● Exercise directions
Pick out every line that holds the string "JSON" and copy it.

● Extracts from a graphics dataset
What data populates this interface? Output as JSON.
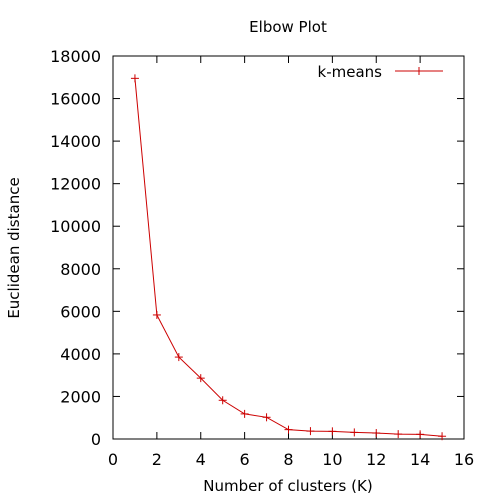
{
  "chart_data": {
    "type": "line",
    "title": "Elbow Plot",
    "xlabel": "Number of clusters (K)",
    "ylabel": "Euclidean distance",
    "xlim": [
      0,
      16
    ],
    "ylim": [
      0,
      18000
    ],
    "xticks": [
      "0",
      "2",
      "4",
      "6",
      "8",
      "10",
      "12",
      "14",
      "16"
    ],
    "yticks": [
      "0",
      "2000",
      "4000",
      "6000",
      "8000",
      "10000",
      "12000",
      "14000",
      "16000",
      "18000"
    ],
    "grid": false,
    "legend_position": "top-right",
    "series": [
      {
        "name": "k-means",
        "color": "#cc0000",
        "marker": "plus",
        "x": [
          1,
          2,
          3,
          4,
          5,
          6,
          7,
          8,
          9,
          10,
          11,
          12,
          13,
          14,
          15
        ],
        "y": [
          16950,
          5830,
          3850,
          2860,
          1820,
          1180,
          1020,
          440,
          370,
          360,
          310,
          280,
          230,
          220,
          130
        ]
      }
    ]
  }
}
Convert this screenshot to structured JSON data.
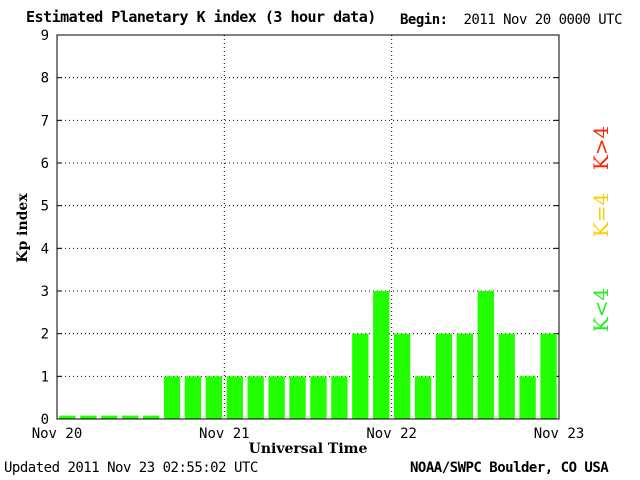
{
  "header": {
    "title": "Estimated Planetary K index (3 hour data)",
    "begin_label": "Begin:",
    "begin_value": "2011 Nov 20 0000 UTC"
  },
  "footer": {
    "updated_label": "Updated",
    "updated_value": "2011 Nov 23 02:55:02 UTC",
    "source": "NOAA/SWPC Boulder, CO USA"
  },
  "legend": [
    {
      "label": "K<4",
      "color": "#22ee22"
    },
    {
      "label": "K=4",
      "color": "#ffcc00"
    },
    {
      "label": "K>4",
      "color": "#ff2200"
    }
  ],
  "chart_data": {
    "type": "bar",
    "title": "Estimated Planetary K index (3 hour data)",
    "xlabel": "Universal Time",
    "ylabel": "Kp index",
    "ylim": [
      0,
      9
    ],
    "yticks": [
      0,
      1,
      2,
      3,
      4,
      5,
      6,
      7,
      8,
      9
    ],
    "xticks": [
      "Nov 20",
      "Nov 21",
      "Nov 22",
      "Nov 23"
    ],
    "grid": true,
    "bar_color": "#22ff00",
    "values": [
      0,
      0,
      0,
      0,
      0,
      1,
      1,
      1,
      1,
      1,
      1,
      1,
      1,
      1,
      2,
      3,
      2,
      1,
      2,
      2,
      3,
      2,
      1,
      2
    ]
  }
}
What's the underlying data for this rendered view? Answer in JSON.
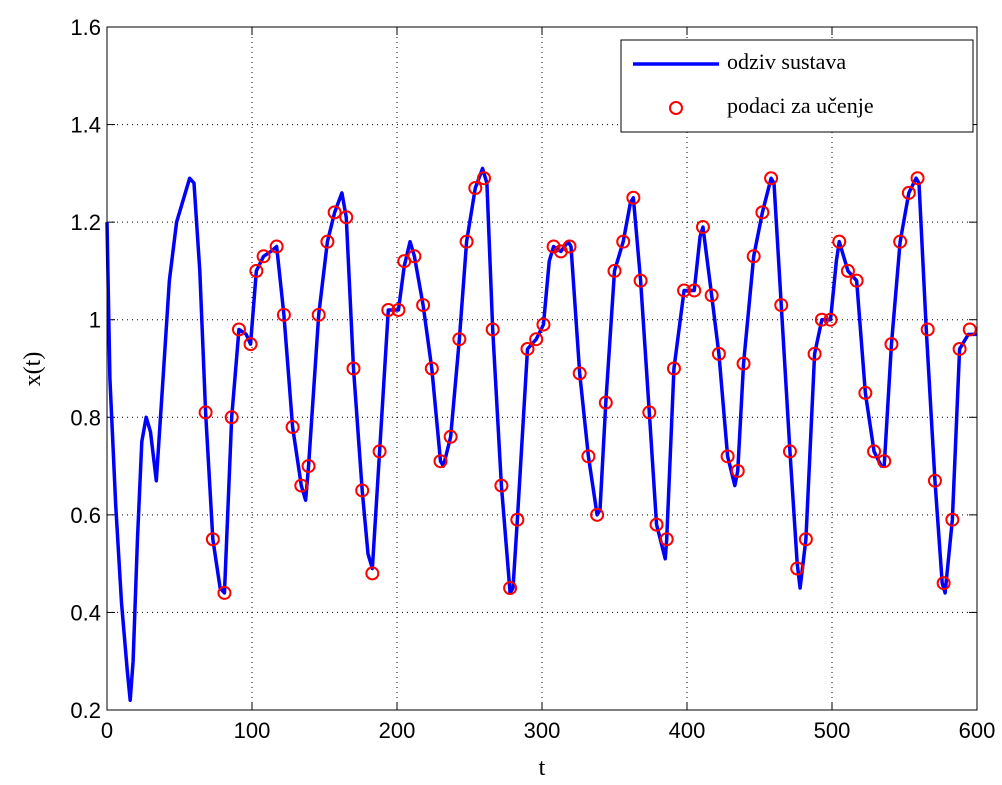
{
  "chart_data": {
    "type": "line",
    "xlabel": "t",
    "ylabel": "x(t)",
    "xlim": [
      0,
      600
    ],
    "xticks": [
      0,
      100,
      200,
      300,
      400,
      500,
      600
    ],
    "ylim": [
      0.2,
      1.6
    ],
    "yticks": [
      0.2,
      0.4,
      0.6,
      0.8,
      1,
      1.2,
      1.4,
      1.6
    ],
    "grid": true,
    "legend": "upper right",
    "series": [
      {
        "name": "odziv sustava",
        "type": "line",
        "color": "#0000ff",
        "x": [
          0,
          2,
          6,
          10,
          14,
          16,
          18,
          21,
          24,
          27,
          30,
          34,
          38,
          43,
          48,
          53,
          57,
          60,
          64,
          68,
          73,
          78,
          81,
          86,
          91,
          96,
          99,
          103,
          108,
          113,
          117,
          122,
          128,
          134,
          137,
          139,
          146,
          152,
          157,
          162,
          165,
          170,
          176,
          180,
          183,
          188,
          194,
          201,
          205,
          209,
          212,
          218,
          224,
          230,
          232,
          237,
          243,
          248,
          254,
          259,
          262,
          266,
          272,
          278,
          280,
          283,
          290,
          296,
          301,
          305,
          308,
          313,
          318,
          320,
          326,
          332,
          338,
          340,
          344,
          350,
          356,
          361,
          363,
          368,
          374,
          379,
          385,
          386,
          391,
          398,
          405,
          409,
          411,
          417,
          422,
          428,
          433,
          435,
          439,
          446,
          452,
          458,
          460,
          465,
          471,
          476,
          478,
          482,
          488,
          493,
          499,
          503,
          505,
          511,
          517,
          523,
          529,
          534,
          536,
          541,
          547,
          553,
          558,
          560,
          565,
          571,
          576,
          578,
          583,
          588,
          594,
          600
        ],
        "values": [
          1.2,
          0.88,
          0.62,
          0.42,
          0.28,
          0.22,
          0.3,
          0.55,
          0.75,
          0.8,
          0.77,
          0.67,
          0.85,
          1.08,
          1.2,
          1.25,
          1.29,
          1.28,
          1.1,
          0.81,
          0.55,
          0.45,
          0.44,
          0.8,
          0.98,
          0.97,
          0.95,
          1.1,
          1.13,
          1.14,
          1.15,
          1.01,
          0.78,
          0.66,
          0.63,
          0.7,
          1.01,
          1.16,
          1.22,
          1.26,
          1.21,
          0.9,
          0.65,
          0.52,
          0.49,
          0.73,
          1.02,
          1.02,
          1.11,
          1.16,
          1.13,
          1.03,
          0.9,
          0.71,
          0.7,
          0.76,
          0.96,
          1.16,
          1.27,
          1.31,
          1.28,
          0.98,
          0.66,
          0.44,
          0.45,
          0.59,
          0.94,
          0.96,
          0.99,
          1.12,
          1.15,
          1.14,
          1.16,
          1.15,
          0.89,
          0.72,
          0.6,
          0.61,
          0.83,
          1.1,
          1.16,
          1.24,
          1.25,
          1.08,
          0.81,
          0.58,
          0.51,
          0.55,
          0.9,
          1.06,
          1.06,
          1.17,
          1.19,
          1.05,
          0.93,
          0.72,
          0.66,
          0.69,
          0.91,
          1.13,
          1.22,
          1.29,
          1.28,
          1.03,
          0.73,
          0.5,
          0.45,
          0.55,
          0.93,
          1,
          1,
          1.12,
          1.16,
          1.1,
          1.08,
          0.85,
          0.73,
          0.7,
          0.7,
          0.95,
          1.16,
          1.26,
          1.29,
          1.28,
          0.98,
          0.67,
          0.46,
          0.44,
          0.59,
          0.94,
          0.97,
          0.97
        ]
      },
      {
        "name": "podaci za učenje",
        "type": "scatter",
        "color": "#ff0000",
        "x": [
          68,
          73,
          81,
          86,
          91,
          99,
          103,
          108,
          117,
          122,
          128,
          134,
          139,
          146,
          152,
          157,
          165,
          170,
          176,
          183,
          188,
          194,
          201,
          205,
          212,
          218,
          224,
          230,
          237,
          243,
          248,
          254,
          260,
          266,
          272,
          278,
          283,
          290,
          296,
          301,
          308,
          313,
          319,
          326,
          332,
          338,
          344,
          350,
          356,
          363,
          368,
          374,
          379,
          386,
          391,
          398,
          405,
          411,
          417,
          422,
          428,
          435,
          439,
          446,
          452,
          458,
          465,
          471,
          476,
          482,
          488,
          493,
          499,
          505,
          511,
          517,
          523,
          529,
          536,
          541,
          547,
          553,
          559,
          566,
          571,
          577,
          583,
          588,
          595
        ],
        "values": [
          0.81,
          0.55,
          0.44,
          0.8,
          0.98,
          0.95,
          1.1,
          1.13,
          1.15,
          1.01,
          0.78,
          0.66,
          0.7,
          1.01,
          1.16,
          1.22,
          1.21,
          0.9,
          0.65,
          0.48,
          0.73,
          1.02,
          1.02,
          1.12,
          1.13,
          1.03,
          0.9,
          0.71,
          0.76,
          0.96,
          1.16,
          1.27,
          1.29,
          0.98,
          0.66,
          0.45,
          0.59,
          0.94,
          0.96,
          0.99,
          1.15,
          1.14,
          1.15,
          0.89,
          0.72,
          0.6,
          0.83,
          1.1,
          1.16,
          1.25,
          1.08,
          0.81,
          0.58,
          0.55,
          0.9,
          1.06,
          1.06,
          1.19,
          1.05,
          0.93,
          0.72,
          0.69,
          0.91,
          1.13,
          1.22,
          1.29,
          1.03,
          0.73,
          0.49,
          0.55,
          0.93,
          1,
          1,
          1.16,
          1.1,
          1.08,
          0.85,
          0.73,
          0.71,
          0.95,
          1.16,
          1.26,
          1.29,
          0.98,
          0.67,
          0.46,
          0.59,
          0.94,
          0.98
        ]
      }
    ]
  }
}
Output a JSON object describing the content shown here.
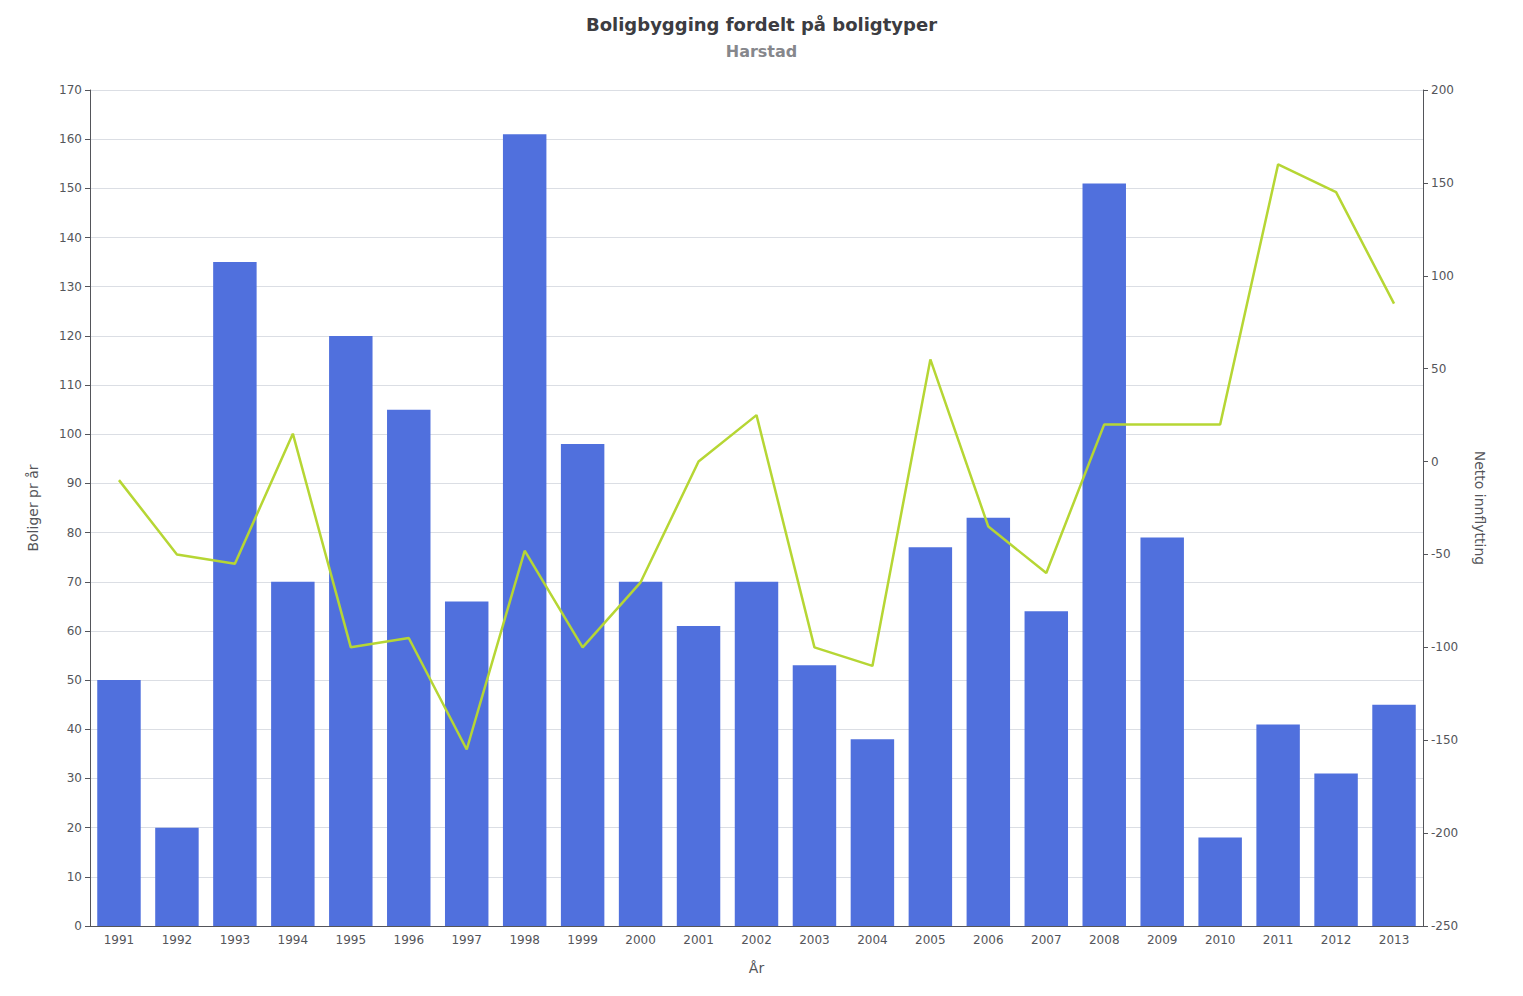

● Result of the task
What data populates this interface? Output as JSON.
Convert this screenshot to structured JSON data.
What's the underlying data for this rendered view? Answer in JSON.
Output a JSON object describing the content shown here.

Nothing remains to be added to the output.